**Problem requirements**
Only the number is wanted: how many lines of the data contain "посмотреть"?

----- Records for this exercise

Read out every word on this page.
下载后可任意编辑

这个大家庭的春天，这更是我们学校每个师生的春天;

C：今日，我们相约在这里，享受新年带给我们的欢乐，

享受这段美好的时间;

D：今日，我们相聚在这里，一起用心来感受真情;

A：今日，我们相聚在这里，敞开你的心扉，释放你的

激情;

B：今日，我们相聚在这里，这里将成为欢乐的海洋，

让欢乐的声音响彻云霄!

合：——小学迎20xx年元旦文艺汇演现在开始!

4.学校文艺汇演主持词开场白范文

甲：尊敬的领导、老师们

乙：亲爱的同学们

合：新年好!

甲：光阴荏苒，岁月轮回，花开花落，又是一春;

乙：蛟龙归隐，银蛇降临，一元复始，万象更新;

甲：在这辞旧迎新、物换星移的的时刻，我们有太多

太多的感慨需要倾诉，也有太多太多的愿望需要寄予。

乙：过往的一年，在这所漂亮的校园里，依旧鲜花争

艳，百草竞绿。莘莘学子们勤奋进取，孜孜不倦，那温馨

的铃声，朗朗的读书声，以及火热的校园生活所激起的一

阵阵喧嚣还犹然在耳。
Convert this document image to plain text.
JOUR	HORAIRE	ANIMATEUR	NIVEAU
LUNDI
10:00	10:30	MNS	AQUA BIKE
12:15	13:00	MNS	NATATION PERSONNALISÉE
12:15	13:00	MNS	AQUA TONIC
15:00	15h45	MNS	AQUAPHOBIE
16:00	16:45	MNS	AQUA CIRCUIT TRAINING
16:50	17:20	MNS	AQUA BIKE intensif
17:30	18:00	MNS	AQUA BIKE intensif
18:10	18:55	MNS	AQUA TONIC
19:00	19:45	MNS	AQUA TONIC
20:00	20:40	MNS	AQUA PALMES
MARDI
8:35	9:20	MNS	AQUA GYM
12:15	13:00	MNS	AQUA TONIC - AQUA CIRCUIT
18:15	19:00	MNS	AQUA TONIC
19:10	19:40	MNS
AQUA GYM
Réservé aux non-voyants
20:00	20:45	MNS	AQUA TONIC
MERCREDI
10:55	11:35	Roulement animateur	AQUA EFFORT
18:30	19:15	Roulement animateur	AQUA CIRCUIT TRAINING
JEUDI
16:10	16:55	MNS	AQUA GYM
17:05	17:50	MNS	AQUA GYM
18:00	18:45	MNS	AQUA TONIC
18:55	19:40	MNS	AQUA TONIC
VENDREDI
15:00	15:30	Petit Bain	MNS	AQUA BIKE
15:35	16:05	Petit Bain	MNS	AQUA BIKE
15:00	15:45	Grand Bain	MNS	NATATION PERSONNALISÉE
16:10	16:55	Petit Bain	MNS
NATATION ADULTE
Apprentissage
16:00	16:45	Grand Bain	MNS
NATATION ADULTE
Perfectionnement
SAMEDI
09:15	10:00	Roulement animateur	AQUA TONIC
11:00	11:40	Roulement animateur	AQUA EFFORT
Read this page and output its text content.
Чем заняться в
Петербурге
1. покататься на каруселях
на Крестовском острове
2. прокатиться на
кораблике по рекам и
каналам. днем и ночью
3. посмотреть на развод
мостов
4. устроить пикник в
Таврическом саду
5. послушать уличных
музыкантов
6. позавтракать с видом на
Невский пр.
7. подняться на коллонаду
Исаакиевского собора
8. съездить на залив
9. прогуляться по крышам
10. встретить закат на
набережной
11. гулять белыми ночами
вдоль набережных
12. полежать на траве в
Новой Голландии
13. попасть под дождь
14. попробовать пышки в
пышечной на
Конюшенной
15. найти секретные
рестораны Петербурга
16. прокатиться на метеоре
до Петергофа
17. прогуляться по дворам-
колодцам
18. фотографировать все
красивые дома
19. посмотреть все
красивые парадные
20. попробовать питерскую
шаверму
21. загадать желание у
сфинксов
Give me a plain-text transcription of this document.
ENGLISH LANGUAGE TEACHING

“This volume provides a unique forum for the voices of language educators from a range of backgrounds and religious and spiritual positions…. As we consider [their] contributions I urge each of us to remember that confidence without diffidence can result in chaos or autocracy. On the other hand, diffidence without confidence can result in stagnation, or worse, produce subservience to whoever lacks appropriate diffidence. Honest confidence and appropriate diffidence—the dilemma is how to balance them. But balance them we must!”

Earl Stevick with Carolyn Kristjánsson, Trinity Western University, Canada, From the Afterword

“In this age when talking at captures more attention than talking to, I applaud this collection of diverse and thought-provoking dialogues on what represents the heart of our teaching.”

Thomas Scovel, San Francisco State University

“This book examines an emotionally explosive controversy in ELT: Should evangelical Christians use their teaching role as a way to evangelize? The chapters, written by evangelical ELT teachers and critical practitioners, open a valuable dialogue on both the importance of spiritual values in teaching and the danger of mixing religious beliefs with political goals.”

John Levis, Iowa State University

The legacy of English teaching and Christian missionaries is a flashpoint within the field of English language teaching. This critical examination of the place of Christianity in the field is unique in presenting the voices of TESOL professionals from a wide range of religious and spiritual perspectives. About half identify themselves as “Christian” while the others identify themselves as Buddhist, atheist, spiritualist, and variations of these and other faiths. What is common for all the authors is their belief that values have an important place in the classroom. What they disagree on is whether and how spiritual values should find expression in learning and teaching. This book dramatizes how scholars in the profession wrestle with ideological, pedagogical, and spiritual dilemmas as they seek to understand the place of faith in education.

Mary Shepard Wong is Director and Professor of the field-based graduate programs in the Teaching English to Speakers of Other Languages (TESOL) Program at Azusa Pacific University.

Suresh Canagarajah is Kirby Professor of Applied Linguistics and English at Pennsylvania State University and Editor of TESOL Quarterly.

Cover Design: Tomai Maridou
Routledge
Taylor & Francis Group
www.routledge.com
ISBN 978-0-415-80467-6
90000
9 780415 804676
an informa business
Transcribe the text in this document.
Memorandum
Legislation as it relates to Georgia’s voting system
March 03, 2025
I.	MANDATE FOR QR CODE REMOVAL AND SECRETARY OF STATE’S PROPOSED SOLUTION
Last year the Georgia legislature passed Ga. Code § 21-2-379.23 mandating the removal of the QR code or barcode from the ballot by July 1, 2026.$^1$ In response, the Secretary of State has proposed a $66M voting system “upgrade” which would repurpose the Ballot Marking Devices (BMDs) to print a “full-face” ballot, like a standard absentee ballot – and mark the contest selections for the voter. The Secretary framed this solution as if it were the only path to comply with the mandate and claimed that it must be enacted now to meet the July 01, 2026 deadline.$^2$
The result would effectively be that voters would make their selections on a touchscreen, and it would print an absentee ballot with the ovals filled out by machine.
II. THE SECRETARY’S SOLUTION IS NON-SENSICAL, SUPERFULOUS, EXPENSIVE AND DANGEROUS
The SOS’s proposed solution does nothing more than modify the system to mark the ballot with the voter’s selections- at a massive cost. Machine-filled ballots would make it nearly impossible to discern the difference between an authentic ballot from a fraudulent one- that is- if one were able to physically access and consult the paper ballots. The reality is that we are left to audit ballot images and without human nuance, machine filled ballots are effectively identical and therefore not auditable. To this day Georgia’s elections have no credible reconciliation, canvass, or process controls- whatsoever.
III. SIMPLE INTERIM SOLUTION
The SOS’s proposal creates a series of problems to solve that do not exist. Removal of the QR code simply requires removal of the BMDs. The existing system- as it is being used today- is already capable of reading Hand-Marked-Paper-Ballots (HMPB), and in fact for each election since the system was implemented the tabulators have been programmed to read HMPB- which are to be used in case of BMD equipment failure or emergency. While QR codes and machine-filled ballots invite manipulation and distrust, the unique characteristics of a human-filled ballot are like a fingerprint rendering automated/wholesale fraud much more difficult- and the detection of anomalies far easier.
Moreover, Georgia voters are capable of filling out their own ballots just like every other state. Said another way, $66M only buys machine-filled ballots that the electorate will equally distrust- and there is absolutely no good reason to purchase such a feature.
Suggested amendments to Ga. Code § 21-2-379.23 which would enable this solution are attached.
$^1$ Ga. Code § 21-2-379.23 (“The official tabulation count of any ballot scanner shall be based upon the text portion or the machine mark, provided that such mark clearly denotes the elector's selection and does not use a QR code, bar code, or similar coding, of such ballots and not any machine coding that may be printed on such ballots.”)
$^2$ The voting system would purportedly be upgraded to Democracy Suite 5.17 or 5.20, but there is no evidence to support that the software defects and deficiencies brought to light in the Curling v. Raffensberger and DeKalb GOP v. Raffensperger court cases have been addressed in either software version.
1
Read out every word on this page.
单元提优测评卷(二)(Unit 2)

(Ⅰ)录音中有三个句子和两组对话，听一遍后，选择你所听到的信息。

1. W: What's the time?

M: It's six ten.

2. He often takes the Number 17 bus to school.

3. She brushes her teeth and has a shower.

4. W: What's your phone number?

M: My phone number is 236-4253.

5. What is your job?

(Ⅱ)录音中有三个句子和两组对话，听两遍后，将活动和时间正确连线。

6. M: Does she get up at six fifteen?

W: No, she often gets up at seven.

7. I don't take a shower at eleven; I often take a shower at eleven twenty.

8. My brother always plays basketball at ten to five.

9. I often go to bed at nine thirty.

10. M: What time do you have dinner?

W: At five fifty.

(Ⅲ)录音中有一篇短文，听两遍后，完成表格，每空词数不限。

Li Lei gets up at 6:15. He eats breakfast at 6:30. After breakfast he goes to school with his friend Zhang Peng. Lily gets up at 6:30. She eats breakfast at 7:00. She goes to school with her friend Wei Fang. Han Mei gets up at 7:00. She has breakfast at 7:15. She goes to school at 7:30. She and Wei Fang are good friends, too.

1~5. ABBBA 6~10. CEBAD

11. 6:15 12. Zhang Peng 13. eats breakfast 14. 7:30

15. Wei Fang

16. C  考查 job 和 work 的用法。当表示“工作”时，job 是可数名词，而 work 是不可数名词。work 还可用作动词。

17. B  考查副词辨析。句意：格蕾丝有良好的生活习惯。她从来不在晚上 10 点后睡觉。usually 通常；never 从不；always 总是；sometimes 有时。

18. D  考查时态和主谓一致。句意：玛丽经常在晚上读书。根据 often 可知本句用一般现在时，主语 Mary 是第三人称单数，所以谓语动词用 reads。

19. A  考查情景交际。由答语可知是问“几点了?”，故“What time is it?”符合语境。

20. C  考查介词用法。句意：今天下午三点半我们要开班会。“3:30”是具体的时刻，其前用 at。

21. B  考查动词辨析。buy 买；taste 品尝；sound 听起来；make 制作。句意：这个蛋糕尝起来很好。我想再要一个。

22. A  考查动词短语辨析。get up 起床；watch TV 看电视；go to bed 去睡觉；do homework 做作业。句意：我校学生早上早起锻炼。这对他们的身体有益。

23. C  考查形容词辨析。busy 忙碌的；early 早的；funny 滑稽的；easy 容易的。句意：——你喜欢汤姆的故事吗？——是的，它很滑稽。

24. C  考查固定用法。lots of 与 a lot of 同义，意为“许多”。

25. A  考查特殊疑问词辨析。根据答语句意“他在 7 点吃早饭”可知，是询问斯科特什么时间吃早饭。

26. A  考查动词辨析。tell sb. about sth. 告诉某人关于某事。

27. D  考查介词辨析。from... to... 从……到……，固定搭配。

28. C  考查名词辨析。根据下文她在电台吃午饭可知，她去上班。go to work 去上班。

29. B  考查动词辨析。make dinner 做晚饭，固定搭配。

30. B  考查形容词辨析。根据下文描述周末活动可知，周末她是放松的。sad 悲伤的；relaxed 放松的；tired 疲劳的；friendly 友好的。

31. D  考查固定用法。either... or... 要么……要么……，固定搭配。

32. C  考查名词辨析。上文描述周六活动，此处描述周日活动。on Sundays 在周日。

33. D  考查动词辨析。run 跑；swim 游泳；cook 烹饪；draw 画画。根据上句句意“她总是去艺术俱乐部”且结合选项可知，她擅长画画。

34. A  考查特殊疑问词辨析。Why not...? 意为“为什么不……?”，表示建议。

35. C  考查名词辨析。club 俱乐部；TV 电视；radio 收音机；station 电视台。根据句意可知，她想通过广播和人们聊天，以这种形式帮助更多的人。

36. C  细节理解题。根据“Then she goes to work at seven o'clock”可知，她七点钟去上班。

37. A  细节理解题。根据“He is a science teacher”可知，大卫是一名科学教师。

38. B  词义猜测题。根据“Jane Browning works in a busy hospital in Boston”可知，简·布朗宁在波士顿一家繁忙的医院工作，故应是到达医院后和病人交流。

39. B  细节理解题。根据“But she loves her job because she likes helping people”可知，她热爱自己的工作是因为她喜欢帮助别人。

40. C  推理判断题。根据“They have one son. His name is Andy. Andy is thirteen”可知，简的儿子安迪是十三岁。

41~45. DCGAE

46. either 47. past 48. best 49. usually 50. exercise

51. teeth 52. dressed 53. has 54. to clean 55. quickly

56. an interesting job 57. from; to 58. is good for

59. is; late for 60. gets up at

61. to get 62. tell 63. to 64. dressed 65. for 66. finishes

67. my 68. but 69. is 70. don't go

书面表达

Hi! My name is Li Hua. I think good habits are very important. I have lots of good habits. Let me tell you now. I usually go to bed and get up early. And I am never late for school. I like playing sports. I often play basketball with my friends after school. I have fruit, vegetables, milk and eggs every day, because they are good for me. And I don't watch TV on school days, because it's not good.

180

----------

**Result**
2